## GIVEN EXERCISE 1:
Copy the listing, starting at its first line and stopping after the line that contains "139, 853, 163]", with "sidebar-placeholder" changed to "side-panel-stub" and nothing else altered.

Figure 5 illustrates the prediction of the Sustainable Development Index (SDI) through the year 2030, using two different techniques: an Artificial Neural Network (ANN) and an ARIMA model. The vertical axis represents the SDI values, while the horizontal axis spans from the year 2000 to 2030. A prominent orange dashed vertical line marks the year 2019, signaling the point at which the forecasting period begins and the historical data ends.
To the left of the orange line, the black curve represents the actual, observed SDI values. These values reflect a gradual and relatively stable improvement in SDI over the two decades prior to 2020, with minor fluctuations but no extreme variability. Overlaying this historical portion are red circular markers, denoting the outputs of the ANN model fits the actual data. The ANN model closely follows the observed values, indicating a high degree of accuracy in capturing the underlying trends during the period for which real data is available.
To the right of the orange line begins the forecasting horizon. Here, both the ANN and ARIMA models provide projections of future SDI values. The ANN prediction, represented by a continuation of red circles, begins to decline subtly after 2022 and continues on a mild downward trajectory toward 2030. This suggests that the ANN model, having learned from recent patterns in the data, anticipates a possible slowdown or even a reversal in progress on sustainable development indicators in the coming decade. The forecast may be reflecting signals of stagnation or cyclical downturns embedded in the last observed years of the training data.

## GIVEN EXERCISE 2:
In the SDI forecast description, which year does the orange dashed vertical line mark?

## DATA ENTRIES:

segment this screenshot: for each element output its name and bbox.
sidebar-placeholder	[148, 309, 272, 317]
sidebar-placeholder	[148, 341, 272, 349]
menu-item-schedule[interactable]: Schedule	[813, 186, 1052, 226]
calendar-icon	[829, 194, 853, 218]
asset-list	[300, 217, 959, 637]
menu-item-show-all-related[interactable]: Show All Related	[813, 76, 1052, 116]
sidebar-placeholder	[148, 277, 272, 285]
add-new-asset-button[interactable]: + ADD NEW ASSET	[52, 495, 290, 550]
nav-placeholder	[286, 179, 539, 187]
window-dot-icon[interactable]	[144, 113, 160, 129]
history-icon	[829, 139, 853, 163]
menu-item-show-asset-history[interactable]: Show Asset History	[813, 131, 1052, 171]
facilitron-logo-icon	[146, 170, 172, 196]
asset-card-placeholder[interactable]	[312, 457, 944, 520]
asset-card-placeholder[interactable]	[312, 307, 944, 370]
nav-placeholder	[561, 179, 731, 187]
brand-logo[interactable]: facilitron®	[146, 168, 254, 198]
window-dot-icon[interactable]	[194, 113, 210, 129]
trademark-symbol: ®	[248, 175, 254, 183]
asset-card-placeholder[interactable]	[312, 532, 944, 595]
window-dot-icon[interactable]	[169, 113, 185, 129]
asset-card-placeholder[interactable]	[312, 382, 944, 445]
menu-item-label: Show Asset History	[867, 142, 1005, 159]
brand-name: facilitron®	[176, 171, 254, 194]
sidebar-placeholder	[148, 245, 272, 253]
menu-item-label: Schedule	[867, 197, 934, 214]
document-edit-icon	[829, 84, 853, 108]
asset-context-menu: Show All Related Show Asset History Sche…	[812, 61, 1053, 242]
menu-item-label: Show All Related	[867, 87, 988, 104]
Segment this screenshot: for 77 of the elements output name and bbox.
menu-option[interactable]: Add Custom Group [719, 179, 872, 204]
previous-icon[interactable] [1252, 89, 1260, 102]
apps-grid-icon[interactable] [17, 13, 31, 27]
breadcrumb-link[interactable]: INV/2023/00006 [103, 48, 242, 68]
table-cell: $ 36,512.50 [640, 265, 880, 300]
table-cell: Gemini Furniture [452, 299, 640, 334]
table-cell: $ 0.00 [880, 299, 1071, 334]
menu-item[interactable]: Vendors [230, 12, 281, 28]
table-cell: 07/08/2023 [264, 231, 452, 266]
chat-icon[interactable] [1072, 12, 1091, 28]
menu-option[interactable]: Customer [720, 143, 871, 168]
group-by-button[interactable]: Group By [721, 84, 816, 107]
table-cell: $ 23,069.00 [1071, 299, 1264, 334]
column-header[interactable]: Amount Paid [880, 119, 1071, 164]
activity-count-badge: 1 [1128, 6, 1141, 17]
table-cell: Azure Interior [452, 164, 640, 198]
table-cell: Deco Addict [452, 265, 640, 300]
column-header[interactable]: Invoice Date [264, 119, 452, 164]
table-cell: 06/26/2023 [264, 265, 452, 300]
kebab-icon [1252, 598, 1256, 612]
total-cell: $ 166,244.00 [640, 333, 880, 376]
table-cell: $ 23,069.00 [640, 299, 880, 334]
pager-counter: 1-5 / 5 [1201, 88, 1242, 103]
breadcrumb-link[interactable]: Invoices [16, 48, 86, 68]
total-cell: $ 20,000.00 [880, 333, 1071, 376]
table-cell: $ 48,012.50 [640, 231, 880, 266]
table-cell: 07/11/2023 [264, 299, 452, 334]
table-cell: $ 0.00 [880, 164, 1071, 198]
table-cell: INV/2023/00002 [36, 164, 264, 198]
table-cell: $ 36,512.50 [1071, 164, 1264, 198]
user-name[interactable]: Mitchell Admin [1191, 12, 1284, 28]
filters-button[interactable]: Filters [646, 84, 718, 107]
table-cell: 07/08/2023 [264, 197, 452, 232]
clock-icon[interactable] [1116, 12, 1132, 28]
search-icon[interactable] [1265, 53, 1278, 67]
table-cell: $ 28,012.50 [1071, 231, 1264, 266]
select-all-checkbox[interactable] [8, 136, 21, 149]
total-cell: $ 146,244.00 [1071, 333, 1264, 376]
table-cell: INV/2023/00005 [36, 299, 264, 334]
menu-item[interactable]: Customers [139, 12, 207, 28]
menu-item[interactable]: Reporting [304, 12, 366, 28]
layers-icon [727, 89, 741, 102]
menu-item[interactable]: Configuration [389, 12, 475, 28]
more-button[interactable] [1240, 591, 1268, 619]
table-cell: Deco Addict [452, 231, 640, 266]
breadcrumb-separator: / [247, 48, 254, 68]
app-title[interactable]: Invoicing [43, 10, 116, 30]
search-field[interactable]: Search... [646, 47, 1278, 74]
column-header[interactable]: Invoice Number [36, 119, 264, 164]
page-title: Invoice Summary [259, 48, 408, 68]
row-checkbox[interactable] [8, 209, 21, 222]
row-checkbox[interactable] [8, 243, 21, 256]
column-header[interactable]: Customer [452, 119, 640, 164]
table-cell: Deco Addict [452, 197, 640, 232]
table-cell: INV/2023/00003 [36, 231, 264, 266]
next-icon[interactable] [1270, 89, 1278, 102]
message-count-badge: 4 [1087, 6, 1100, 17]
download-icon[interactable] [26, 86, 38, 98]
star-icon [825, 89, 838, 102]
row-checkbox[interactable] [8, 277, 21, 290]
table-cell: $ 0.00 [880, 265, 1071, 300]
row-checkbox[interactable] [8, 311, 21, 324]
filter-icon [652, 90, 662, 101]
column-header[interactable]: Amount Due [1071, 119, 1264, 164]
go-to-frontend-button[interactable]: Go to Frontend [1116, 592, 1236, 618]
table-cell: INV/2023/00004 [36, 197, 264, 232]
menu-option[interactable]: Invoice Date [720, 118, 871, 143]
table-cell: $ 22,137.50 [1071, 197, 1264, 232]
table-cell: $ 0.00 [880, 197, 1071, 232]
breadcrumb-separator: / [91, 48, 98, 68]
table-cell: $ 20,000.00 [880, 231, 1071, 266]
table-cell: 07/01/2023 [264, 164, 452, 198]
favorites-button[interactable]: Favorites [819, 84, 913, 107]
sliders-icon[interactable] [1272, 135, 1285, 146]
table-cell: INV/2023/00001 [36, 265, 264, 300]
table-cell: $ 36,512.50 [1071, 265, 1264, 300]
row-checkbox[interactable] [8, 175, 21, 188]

## COMPLETE ANSWER 1:
segment this screenshot: for each element output its name and bbox.
side-panel-stub	[148, 309, 272, 317]
side-panel-stub	[148, 341, 272, 349]
menu-item-schedule[interactable]: Schedule	[813, 186, 1052, 226]
calendar-icon	[829, 194, 853, 218]
asset-list	[300, 217, 959, 637]
menu-item-show-all-related[interactable]: Show All Related	[813, 76, 1052, 116]
side-panel-stub	[148, 277, 272, 285]
add-new-asset-button[interactable]: + ADD NEW ASSET	[52, 495, 290, 550]
nav-placeholder	[286, 179, 539, 187]
window-dot-icon[interactable]	[144, 113, 160, 129]
history-icon	[829, 139, 853, 163]

## COMPLETE ANSWER 2:
2019